**Information given:**
++++

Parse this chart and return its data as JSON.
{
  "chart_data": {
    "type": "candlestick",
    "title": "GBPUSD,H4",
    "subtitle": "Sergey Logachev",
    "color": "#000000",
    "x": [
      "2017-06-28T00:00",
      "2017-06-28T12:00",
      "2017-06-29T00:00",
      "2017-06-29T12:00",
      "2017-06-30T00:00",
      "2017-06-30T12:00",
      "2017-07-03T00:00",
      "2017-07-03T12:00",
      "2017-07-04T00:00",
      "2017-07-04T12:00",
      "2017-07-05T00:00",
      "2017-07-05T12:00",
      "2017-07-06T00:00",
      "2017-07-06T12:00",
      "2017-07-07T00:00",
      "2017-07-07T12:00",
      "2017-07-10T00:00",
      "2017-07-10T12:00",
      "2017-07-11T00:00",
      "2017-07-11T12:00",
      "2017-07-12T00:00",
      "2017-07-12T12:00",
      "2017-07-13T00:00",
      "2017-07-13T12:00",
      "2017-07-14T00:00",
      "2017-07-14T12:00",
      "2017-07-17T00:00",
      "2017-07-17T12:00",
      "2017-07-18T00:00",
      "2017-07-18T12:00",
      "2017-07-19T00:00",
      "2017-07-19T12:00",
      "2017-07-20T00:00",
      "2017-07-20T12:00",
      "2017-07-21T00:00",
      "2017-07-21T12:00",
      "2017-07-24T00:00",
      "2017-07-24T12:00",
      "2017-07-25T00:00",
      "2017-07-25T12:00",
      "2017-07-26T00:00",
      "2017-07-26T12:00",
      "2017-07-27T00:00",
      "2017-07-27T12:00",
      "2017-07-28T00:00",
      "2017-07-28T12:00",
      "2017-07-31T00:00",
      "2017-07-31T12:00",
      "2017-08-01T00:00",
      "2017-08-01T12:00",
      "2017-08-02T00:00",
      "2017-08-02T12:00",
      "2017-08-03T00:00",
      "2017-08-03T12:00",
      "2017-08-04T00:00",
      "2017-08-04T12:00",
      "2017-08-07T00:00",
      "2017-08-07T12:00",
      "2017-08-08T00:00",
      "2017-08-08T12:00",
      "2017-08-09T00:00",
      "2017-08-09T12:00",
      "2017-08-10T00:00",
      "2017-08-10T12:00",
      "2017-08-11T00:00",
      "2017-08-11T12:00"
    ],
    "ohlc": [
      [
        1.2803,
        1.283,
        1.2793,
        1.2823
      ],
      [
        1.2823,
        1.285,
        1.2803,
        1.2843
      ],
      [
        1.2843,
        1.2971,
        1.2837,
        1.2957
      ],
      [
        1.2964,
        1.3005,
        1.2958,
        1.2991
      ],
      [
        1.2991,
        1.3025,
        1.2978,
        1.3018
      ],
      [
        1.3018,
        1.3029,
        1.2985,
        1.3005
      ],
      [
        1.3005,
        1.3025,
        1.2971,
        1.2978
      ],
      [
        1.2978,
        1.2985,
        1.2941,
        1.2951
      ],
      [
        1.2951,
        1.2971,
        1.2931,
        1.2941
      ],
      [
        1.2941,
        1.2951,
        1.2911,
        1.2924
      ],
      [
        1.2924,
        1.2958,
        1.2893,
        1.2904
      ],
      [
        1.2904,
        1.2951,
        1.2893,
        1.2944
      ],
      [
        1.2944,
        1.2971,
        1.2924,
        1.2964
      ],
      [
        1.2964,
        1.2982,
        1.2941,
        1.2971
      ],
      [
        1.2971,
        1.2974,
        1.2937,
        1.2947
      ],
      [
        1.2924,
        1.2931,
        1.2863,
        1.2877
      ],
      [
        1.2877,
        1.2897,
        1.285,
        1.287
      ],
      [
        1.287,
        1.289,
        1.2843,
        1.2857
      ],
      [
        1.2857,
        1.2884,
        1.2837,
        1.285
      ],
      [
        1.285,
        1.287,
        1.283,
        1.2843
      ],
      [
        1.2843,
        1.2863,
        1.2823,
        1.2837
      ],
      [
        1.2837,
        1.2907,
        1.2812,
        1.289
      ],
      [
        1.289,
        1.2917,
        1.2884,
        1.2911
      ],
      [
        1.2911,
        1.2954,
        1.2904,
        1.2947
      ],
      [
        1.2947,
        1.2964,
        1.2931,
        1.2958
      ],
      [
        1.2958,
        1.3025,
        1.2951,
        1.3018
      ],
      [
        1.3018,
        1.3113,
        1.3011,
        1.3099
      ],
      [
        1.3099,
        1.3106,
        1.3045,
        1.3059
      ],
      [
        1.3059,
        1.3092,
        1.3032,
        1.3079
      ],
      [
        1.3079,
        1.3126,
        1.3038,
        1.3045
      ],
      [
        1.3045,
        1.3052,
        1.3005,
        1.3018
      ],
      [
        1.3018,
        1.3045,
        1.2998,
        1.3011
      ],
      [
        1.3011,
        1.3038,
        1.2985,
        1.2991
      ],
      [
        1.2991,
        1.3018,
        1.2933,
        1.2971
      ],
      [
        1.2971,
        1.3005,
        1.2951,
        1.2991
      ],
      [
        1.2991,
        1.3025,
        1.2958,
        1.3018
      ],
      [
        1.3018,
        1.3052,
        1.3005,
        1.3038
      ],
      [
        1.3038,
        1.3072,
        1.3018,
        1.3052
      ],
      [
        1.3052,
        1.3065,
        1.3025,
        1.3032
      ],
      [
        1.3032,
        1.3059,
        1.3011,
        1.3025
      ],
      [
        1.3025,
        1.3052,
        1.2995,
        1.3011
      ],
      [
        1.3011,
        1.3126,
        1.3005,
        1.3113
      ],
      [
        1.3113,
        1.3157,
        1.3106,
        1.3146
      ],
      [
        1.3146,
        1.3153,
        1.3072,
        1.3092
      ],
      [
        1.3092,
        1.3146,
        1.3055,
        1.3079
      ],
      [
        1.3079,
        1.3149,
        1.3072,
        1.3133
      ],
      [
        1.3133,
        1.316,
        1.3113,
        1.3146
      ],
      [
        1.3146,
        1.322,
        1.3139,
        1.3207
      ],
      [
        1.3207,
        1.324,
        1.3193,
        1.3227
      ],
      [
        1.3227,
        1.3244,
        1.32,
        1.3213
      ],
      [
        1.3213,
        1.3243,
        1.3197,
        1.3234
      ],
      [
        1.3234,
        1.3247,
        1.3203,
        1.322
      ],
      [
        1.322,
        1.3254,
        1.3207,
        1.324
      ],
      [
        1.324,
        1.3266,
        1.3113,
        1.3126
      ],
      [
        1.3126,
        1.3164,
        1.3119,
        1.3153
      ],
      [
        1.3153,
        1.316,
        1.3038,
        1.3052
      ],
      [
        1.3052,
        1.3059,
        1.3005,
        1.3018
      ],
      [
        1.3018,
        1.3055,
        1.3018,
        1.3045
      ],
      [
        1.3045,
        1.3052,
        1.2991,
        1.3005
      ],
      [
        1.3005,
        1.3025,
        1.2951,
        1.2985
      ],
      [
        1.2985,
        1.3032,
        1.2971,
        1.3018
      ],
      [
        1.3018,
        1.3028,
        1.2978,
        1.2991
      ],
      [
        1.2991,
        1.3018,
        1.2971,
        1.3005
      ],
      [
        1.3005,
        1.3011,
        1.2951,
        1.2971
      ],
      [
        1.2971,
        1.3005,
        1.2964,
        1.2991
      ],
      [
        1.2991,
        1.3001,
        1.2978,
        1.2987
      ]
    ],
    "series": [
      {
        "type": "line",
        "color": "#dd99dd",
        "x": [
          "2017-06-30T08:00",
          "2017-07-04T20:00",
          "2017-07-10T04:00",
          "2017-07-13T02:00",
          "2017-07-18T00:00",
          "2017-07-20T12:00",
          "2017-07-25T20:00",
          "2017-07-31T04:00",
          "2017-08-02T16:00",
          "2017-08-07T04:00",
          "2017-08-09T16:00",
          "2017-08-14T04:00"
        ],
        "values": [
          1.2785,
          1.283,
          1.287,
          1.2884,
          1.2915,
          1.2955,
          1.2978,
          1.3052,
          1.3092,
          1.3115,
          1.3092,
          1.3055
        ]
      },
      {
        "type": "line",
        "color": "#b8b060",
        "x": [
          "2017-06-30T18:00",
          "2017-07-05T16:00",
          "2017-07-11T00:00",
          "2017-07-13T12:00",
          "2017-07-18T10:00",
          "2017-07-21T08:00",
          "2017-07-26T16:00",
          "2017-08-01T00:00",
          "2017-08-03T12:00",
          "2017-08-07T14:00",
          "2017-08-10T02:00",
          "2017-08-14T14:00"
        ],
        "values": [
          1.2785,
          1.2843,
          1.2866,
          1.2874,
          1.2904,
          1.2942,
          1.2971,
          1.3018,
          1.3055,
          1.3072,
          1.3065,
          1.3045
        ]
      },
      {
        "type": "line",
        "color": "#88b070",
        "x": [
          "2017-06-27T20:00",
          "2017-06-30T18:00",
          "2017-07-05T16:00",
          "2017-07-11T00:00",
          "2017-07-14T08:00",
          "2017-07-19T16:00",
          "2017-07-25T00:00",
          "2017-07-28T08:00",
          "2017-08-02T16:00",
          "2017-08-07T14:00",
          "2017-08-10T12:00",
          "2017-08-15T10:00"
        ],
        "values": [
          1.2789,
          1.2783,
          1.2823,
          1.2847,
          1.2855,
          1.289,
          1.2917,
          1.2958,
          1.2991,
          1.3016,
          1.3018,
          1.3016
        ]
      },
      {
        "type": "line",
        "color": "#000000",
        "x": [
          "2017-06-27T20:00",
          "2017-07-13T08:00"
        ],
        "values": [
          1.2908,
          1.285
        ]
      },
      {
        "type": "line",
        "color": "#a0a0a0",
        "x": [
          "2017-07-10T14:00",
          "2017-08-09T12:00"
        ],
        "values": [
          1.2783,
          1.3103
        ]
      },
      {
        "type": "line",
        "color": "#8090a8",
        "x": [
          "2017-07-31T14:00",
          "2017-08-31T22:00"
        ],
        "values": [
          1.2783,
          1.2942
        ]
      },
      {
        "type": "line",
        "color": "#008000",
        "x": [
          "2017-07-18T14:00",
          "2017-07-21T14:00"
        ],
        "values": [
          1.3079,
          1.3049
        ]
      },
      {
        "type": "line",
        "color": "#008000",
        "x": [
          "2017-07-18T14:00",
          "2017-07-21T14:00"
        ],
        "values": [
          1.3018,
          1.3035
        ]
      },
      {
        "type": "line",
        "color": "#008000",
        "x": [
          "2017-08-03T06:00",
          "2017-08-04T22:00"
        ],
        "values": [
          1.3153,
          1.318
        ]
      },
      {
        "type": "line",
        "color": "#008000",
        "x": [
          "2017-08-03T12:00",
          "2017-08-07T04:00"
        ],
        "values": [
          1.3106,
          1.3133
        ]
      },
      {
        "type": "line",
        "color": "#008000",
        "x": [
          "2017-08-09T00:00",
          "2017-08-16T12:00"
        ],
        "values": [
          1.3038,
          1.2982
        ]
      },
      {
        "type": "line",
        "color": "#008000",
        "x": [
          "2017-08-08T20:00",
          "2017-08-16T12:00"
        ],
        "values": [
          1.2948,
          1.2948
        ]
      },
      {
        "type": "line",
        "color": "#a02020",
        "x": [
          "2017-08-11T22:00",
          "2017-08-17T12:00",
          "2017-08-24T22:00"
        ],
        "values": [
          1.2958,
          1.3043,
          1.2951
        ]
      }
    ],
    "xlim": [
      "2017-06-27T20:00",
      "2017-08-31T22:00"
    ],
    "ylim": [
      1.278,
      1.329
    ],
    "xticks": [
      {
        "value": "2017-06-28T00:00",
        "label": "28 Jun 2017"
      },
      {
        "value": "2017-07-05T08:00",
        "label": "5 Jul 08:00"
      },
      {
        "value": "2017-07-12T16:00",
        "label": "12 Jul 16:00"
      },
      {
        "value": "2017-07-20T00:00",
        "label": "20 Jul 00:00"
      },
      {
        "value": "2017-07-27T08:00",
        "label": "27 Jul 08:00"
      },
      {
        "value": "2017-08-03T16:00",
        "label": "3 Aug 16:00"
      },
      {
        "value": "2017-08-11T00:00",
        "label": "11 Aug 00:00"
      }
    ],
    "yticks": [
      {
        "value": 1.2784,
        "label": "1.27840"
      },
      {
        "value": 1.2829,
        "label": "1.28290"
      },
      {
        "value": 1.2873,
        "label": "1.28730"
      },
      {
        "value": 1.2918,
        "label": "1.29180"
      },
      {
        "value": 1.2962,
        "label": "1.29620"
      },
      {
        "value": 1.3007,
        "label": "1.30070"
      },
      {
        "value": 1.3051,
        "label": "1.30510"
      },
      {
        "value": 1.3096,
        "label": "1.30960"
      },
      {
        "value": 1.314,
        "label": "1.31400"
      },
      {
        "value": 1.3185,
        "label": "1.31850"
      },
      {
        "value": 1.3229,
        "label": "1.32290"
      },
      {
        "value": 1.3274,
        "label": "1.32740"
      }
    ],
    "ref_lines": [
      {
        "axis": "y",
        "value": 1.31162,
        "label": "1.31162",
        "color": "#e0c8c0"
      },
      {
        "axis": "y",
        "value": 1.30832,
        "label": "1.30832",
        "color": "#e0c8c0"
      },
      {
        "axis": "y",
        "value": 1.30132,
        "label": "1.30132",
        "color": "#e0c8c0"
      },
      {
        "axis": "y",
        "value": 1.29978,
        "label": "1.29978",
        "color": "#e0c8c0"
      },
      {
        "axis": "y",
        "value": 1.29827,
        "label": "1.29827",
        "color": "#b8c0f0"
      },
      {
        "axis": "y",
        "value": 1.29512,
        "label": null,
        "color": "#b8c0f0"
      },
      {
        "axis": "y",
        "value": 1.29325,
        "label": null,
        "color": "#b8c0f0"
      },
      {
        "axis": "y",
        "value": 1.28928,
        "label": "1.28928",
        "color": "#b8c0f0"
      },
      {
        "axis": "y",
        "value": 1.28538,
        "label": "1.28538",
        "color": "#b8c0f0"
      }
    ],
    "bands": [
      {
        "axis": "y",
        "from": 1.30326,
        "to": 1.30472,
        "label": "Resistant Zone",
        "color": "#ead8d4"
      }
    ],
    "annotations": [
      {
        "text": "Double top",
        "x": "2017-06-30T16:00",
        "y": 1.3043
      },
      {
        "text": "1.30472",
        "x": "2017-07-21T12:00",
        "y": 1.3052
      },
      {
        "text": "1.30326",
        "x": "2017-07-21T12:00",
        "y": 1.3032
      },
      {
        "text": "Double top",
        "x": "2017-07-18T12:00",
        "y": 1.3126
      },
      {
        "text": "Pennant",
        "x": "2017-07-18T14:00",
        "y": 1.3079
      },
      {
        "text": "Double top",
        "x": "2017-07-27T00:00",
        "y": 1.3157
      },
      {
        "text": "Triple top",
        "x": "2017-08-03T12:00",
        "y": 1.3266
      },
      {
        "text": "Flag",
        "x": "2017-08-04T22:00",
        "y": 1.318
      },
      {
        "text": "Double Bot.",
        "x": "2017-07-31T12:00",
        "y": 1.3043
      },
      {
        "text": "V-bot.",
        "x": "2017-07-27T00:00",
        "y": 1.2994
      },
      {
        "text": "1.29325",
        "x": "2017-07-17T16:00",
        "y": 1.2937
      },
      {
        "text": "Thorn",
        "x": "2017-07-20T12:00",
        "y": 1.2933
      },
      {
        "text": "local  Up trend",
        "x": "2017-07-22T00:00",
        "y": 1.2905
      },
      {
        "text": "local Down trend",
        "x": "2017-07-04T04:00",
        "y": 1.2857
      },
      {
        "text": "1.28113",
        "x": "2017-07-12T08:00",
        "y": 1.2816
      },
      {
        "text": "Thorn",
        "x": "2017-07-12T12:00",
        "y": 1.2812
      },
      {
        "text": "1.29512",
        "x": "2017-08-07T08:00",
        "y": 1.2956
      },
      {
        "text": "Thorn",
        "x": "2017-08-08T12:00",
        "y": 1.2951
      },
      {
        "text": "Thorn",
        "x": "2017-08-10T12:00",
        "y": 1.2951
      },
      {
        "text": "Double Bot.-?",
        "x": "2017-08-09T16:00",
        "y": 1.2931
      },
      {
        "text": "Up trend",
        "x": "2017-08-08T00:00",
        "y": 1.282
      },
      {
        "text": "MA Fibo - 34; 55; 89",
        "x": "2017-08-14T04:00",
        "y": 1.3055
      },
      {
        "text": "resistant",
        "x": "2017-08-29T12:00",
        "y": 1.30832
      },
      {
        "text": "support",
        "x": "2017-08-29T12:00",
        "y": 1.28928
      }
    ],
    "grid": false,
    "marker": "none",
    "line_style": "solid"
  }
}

++++

**Task statement:**
Say how many lines in this material hold "local", and say nothing else.

**The completed task:**
2